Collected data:
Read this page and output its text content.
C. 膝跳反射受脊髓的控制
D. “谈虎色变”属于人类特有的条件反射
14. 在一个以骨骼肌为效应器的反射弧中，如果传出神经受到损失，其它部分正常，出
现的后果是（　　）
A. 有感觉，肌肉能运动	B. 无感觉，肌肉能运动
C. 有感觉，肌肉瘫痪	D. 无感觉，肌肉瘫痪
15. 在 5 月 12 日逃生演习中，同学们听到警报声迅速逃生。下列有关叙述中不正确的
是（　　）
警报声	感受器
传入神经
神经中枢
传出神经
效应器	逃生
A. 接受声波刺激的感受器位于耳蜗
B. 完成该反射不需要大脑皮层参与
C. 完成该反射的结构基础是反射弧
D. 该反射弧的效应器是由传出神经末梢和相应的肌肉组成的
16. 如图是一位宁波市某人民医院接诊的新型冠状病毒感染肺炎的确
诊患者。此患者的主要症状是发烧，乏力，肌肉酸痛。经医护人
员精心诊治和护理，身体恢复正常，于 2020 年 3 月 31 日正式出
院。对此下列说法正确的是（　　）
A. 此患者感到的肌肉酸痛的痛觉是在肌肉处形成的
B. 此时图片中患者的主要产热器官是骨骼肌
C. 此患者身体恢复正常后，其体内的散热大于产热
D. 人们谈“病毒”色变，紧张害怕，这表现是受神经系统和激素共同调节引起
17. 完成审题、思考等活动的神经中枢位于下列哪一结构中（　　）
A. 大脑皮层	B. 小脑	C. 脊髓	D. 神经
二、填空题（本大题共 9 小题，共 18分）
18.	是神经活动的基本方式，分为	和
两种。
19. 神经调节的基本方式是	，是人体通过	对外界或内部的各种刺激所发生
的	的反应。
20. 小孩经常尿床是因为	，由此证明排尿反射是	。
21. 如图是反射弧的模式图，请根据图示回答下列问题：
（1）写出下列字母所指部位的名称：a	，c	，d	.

## [Exercise brief]
Reproduce every record above exactly as it appears.

## [Solved problem]
Read this page and output its text content.
C. 膝跳反射受脊髓的控制
D. “谈虎色变”属于人类特有的条件反射
14. 在一个以骨骼肌为效应器的反射弧中，如果传出神经受到损失，其它部分正常，出
现的后果是（　　）
A. 有感觉，肌肉能运动	B. 无感觉，肌肉能运动
C. 有感觉，肌肉瘫痪	D. 无感觉，肌肉瘫痪
15. 在 5 月 12 日逃生演习中，同学们听到警报声迅速逃生。下列有关叙述中不正确的
是（　　）
警报声	感受器
传入神经
神经中枢
传出神经
效应器	逃生
A. 接受声波刺激的感受器位于耳蜗
B. 完成该反射不需要大脑皮层参与
C. 完成该反射的结构基础是反射弧
D. 该反射弧的效应器是由传出神经末梢和相应的肌肉组成的
16. 如图是一位宁波市某人民医院接诊的新型冠状病毒感染肺炎的确
诊患者。此患者的主要症状是发烧，乏力，肌肉酸痛。经医护人
员精心诊治和护理，身体恢复正常，于 2020 年 3 月 31 日正式出
院。对此下列说法正确的是（　　）
A. 此患者感到的肌肉酸痛的痛觉是在肌肉处形成的
B. 此时图片中患者的主要产热器官是骨骼肌
C. 此患者身体恢复正常后，其体内的散热大于产热
D. 人们谈“病毒”色变，紧张害怕，这表现是受神经系统和激素共同调节引起
17. 完成审题、思考等活动的神经中枢位于下列哪一结构中（　　）
A. 大脑皮层	B. 小脑	C. 脊髓	D. 神经
二、填空题（本大题共 9 小题，共 18分）
18.	是神经活动的基本方式，分为	和
两种。
19. 神经调节的基本方式是	，是人体通过	对外界或内部的各种刺激所发生
的	的反应。
20. 小孩经常尿床是因为	，由此证明排尿反射是	。
21. 如图是反射弧的模式图，请根据图示回答下列问题：
（1）写出下列字母所指部位的名称：a	，c	，d	.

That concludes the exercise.